>> Start

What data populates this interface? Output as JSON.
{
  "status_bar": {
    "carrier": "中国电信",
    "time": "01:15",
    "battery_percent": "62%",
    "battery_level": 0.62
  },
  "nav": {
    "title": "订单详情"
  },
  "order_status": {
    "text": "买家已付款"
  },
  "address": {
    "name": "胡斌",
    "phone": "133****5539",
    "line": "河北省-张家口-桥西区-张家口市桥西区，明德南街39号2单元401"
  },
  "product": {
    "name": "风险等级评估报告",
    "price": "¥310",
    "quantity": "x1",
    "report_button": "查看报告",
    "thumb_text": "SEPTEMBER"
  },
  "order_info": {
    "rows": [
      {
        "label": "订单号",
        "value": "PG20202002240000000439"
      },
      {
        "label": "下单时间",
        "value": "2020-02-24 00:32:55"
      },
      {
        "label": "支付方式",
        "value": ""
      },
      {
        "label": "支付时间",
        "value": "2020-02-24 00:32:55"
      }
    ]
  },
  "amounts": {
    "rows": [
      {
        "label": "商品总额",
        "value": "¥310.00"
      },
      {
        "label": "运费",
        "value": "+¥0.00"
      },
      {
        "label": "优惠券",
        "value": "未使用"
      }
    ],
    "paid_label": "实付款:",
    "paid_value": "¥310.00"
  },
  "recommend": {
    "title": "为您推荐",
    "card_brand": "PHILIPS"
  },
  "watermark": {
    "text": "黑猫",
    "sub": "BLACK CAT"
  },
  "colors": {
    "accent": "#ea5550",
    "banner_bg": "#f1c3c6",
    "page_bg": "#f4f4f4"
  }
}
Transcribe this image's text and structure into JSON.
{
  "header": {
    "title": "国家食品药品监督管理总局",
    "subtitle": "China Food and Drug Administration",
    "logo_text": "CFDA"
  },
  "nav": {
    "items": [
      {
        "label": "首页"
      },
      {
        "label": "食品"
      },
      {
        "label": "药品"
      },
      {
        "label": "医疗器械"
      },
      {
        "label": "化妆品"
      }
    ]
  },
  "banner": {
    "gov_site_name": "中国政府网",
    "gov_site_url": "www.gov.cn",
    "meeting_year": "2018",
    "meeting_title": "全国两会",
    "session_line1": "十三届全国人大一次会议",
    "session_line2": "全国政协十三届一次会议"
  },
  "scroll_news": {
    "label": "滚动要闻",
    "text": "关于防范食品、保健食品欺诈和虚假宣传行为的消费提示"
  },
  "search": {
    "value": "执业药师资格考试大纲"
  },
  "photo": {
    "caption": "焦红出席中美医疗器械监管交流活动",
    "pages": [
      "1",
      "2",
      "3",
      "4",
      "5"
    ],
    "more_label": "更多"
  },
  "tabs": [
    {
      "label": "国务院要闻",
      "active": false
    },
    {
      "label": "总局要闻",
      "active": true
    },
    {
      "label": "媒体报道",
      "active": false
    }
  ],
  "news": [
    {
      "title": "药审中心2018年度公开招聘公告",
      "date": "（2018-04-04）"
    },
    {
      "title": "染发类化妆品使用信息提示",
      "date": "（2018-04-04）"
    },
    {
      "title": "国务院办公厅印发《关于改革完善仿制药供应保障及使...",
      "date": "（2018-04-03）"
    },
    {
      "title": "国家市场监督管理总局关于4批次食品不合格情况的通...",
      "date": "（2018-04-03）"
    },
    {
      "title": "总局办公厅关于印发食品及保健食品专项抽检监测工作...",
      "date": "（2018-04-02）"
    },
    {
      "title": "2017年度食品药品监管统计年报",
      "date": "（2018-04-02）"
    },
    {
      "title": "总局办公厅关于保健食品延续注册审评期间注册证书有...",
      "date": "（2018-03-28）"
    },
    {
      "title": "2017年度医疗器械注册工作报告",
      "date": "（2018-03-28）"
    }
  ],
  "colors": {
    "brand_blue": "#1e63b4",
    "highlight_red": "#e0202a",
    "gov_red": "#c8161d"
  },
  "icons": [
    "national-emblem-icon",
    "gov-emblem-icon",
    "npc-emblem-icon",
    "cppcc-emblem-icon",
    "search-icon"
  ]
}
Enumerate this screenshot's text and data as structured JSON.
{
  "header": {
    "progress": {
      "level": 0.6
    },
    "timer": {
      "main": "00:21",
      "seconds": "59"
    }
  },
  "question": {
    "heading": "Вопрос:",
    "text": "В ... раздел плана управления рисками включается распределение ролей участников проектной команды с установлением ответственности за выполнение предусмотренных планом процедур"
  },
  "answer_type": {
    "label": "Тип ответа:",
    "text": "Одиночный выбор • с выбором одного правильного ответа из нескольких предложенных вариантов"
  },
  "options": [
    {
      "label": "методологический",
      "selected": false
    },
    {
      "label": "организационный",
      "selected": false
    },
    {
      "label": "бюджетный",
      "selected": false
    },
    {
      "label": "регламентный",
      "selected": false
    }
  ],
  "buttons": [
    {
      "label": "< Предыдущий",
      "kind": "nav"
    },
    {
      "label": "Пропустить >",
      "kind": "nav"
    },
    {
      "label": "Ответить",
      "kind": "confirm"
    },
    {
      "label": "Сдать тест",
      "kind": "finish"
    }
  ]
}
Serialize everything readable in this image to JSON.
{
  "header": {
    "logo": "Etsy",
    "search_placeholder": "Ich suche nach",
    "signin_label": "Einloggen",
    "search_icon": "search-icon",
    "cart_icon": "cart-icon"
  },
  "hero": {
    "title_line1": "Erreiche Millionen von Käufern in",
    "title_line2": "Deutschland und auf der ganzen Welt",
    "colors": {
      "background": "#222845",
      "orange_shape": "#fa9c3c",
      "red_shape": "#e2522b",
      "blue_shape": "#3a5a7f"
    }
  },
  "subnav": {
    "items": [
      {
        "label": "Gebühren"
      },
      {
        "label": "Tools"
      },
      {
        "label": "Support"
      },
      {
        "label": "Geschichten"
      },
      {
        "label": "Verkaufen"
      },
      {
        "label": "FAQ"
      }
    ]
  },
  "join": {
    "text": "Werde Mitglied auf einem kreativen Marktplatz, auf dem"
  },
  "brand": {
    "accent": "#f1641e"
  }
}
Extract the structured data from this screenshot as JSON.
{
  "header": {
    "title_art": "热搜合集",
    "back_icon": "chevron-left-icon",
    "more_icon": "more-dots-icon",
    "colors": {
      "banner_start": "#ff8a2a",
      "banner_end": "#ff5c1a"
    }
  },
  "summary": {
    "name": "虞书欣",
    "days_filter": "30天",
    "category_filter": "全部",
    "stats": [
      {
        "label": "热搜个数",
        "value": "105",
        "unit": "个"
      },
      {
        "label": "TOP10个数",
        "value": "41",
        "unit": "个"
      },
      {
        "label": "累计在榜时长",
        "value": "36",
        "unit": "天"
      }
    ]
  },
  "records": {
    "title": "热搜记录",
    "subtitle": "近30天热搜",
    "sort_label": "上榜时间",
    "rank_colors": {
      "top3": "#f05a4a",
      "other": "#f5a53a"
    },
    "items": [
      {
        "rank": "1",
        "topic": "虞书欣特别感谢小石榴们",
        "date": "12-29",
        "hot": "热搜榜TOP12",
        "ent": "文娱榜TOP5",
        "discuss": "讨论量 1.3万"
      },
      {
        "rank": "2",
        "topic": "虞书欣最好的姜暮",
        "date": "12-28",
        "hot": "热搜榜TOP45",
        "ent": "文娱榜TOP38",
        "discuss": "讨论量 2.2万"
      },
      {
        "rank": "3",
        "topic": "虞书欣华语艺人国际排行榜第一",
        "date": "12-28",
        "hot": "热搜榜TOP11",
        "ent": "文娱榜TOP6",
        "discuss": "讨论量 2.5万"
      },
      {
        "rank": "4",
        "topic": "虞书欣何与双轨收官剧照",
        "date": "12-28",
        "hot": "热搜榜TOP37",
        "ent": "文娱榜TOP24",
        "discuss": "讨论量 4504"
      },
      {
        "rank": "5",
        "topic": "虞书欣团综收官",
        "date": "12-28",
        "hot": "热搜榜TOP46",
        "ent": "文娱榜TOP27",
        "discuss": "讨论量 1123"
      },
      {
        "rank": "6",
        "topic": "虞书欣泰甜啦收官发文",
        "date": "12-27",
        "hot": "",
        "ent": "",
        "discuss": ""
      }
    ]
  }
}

>> End

## Prompt
Report only the number of lines in the listing that contain the word "data".

## Correct response
3